Records excerpted from a collection

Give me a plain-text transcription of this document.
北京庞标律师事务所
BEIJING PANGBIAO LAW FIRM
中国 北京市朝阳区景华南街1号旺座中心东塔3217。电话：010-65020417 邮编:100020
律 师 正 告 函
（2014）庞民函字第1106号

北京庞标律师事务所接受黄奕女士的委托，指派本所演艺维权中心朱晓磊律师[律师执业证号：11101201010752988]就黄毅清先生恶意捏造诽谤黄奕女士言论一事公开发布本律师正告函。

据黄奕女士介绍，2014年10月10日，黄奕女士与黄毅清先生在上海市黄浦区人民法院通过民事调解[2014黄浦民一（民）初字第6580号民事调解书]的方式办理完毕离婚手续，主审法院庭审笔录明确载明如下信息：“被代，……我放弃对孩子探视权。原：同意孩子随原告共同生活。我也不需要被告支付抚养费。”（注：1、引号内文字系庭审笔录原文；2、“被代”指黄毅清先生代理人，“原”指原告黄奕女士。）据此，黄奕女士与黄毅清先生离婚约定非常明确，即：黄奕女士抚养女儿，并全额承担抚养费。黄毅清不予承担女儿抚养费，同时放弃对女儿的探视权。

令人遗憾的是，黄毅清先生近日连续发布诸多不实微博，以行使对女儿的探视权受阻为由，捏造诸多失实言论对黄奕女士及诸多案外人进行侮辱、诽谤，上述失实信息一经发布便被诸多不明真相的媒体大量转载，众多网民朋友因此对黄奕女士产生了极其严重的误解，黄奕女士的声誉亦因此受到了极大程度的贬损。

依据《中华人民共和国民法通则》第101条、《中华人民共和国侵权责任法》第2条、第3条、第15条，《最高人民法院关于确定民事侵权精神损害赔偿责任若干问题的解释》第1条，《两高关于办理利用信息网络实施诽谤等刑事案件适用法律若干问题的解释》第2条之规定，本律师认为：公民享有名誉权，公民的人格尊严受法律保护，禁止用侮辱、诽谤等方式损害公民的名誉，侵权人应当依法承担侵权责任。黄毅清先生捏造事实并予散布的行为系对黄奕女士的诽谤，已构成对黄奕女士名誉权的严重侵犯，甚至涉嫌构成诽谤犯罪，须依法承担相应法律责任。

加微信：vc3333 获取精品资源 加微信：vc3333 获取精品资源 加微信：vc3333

**TASK**
Your task is to repeat every entry exactly.

**FULL SOLUTION**
Give me a plain-text transcription of this document.
北京庞标律师事务所
BEIJING PANGBIAO LAW FIRM
中国 北京市朝阳区景华南街1号旺座中心东塔3217。电话：010-65020417 邮编:100020
律 师 正 告 函
（2014）庞民函字第1106号

北京庞标律师事务所接受黄奕女士的委托，指派本所演艺维权中心朱晓磊律师[律师执业证号：11101201010752988]就黄毅清先生恶意捏造诽谤黄奕女士言论一事公开发布本律师正告函。

据黄奕女士介绍，2014年10月10日，黄奕女士与黄毅清先生在上海市黄浦区人民法院通过民事调解[2014黄浦民一（民）初字第6580号民事调解书]的方式办理完毕离婚手续，主审法院庭审笔录明确载明如下信息：“被代，……我放弃对孩子探视权。原：同意孩子随原告共同生活。我也不需要被告支付抚养费。”（注：1、引号内文字系庭审笔录原文；2、“被代”指黄毅清先生代理人，“原”指原告黄奕女士。）据此，黄奕女士与黄毅清先生离婚约定非常明确，即：黄奕女士抚养女儿，并全额承担抚养费。黄毅清不予承担女儿抚养费，同时放弃对女儿的探视权。

令人遗憾的是，黄毅清先生近日连续发布诸多不实微博，以行使对女儿的探视权受阻为由，捏造诸多失实言论对黄奕女士及诸多案外人进行侮辱、诽谤，上述失实信息一经发布便被诸多不明真相的媒体大量转载，众多网民朋友因此对黄奕女士产生了极其严重的误解，黄奕女士的声誉亦因此受到了极大程度的贬损。

依据《中华人民共和国民法通则》第101条、《中华人民共和国侵权责任法》第2条、第3条、第15条，《最高人民法院关于确定民事侵权精神损害赔偿责任若干问题的解释》第1条，《两高关于办理利用信息网络实施诽谤等刑事案件适用法律若干问题的解释》第2条之规定，本律师认为：公民享有名誉权，公民的人格尊严受法律保护，禁止用侮辱、诽谤等方式损害公民的名誉，侵权人应当依法承担侵权责任。黄毅清先生捏造事实并予散布的行为系对黄奕女士的诽谤，已构成对黄奕女士名誉权的严重侵犯，甚至涉嫌构成诽谤犯罪，须依法承担相应法律责任。

加微信：vc3333 获取精品资源 加微信：vc3333 获取精品资源 加微信：vc3333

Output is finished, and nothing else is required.